--- begin ---
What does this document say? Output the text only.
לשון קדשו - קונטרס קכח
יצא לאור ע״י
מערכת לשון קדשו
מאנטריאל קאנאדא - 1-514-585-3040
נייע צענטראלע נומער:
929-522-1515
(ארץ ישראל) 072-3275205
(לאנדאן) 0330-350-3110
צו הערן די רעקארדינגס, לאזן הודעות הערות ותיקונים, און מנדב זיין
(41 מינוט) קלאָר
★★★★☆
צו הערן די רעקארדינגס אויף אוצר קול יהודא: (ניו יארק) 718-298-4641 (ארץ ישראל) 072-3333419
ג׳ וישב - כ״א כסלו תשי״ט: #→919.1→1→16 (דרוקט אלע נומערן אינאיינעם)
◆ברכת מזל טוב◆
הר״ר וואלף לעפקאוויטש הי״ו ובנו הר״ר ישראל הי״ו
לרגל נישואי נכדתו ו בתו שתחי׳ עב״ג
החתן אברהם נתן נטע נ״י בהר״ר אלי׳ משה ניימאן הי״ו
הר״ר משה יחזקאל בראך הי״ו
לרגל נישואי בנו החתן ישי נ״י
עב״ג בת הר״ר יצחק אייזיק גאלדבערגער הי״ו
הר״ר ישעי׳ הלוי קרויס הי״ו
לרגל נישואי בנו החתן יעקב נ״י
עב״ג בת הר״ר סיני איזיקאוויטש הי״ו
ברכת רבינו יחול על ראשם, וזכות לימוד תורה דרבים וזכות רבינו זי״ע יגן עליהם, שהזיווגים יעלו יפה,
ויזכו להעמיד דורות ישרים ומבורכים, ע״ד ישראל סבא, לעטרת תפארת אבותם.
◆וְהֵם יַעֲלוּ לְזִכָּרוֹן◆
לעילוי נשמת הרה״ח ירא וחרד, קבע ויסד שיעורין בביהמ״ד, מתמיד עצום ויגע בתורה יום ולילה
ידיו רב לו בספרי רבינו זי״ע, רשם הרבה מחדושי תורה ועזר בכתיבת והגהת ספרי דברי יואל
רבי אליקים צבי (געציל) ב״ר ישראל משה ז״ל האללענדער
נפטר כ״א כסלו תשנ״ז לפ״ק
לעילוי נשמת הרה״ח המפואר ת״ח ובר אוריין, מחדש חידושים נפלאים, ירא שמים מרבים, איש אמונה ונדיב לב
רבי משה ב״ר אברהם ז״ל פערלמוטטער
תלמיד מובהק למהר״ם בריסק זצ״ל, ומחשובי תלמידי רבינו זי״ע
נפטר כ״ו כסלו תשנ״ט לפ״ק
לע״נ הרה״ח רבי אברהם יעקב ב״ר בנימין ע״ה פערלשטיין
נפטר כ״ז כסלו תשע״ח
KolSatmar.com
--- end ---
§ **Stated exercise**: Nothing in the data may differ; print all of it exactly as written.

§ **Solution**:
What does this document say? Output the text only.
לשון קדשו - קונטרס קכח
יצא לאור ע״י
מערכת לשון קדשו
מאנטריאל קאנאדא - 1-514-585-3040
נייע צענטראלע נומער:
929-522-1515
(ארץ ישראל) 072-3275205
(לאנדאן) 0330-350-3110
צו הערן די רעקארדינגס, לאזן הודעות הערות ותיקונים, און מנדב זיין
(41 מינוט) קלאָר
★★★★☆
צו הערן די רעקארדינגס אויף אוצר קול יהודא: (ניו יארק) 718-298-4641 (ארץ ישראל) 072-3333419
ג׳ וישב - כ״א כסלו תשי״ט: #→919.1→1→16 (דרוקט אלע נומערן אינאיינעם)
◆ברכת מזל טוב◆
הר״ר וואלף לעפקאוויטש הי״ו ובנו הר״ר ישראל הי״ו
לרגל נישואי נכדתו ו בתו שתחי׳ עב״ג
החתן אברהם נתן נטע נ״י בהר״ר אלי׳ משה ניימאן הי״ו
הר״ר משה יחזקאל בראך הי״ו
לרגל נישואי בנו החתן ישי נ״י
עב״ג בת הר״ר יצחק אייזיק גאלדבערגער הי״ו
הר״ר ישעי׳ הלוי קרויס הי״ו
לרגל נישואי בנו החתן יעקב נ״י
עב״ג בת הר״ר סיני איזיקאוויטש הי״ו
ברכת רבינו יחול על ראשם, וזכות לימוד תורה דרבים וזכות רבינו זי״ע יגן עליהם, שהזיווגים יעלו יפה,
ויזכו להעמיד דורות ישרים ומבורכים, ע״ד ישראל סבא, לעטרת תפארת אבותם.
◆וְהֵם יַעֲלוּ לְזִכָּרוֹן◆
לעילוי נשמת הרה״ח ירא וחרד, קבע ויסד שיעורין בביהמ״ד, מתמיד עצום ויגע בתורה יום ולילה
ידיו רב לו בספרי רבינו זי״ע, רשם הרבה מחדושי תורה ועזר בכתיבת והגהת ספרי דברי יואל
רבי אליקים צבי (געציל) ב״ר ישראל משה ז״ל האללענדער
נפטר כ״א כסלו תשנ״ז לפ״ק
לעילוי נשמת הרה״ח המפואר ת״ח ובר אוריין, מחדש חידושים נפלאים, ירא שמים מרבים, איש אמונה ונדיב לב
רבי משה ב״ר אברהם ז״ל פערלמוטטער
תלמיד מובהק למהר״ם בריסק זצ״ל, ומחשובי תלמידי רבינו זי״ע
נפטר כ״ו כסלו תשנ״ט לפ״ק
לע״נ הרה״ח רבי אברהם יעקב ב״ר בנימין ע״ה פערלשטיין
נפטר כ״ז כסלו תשע״ח
KolSatmar.com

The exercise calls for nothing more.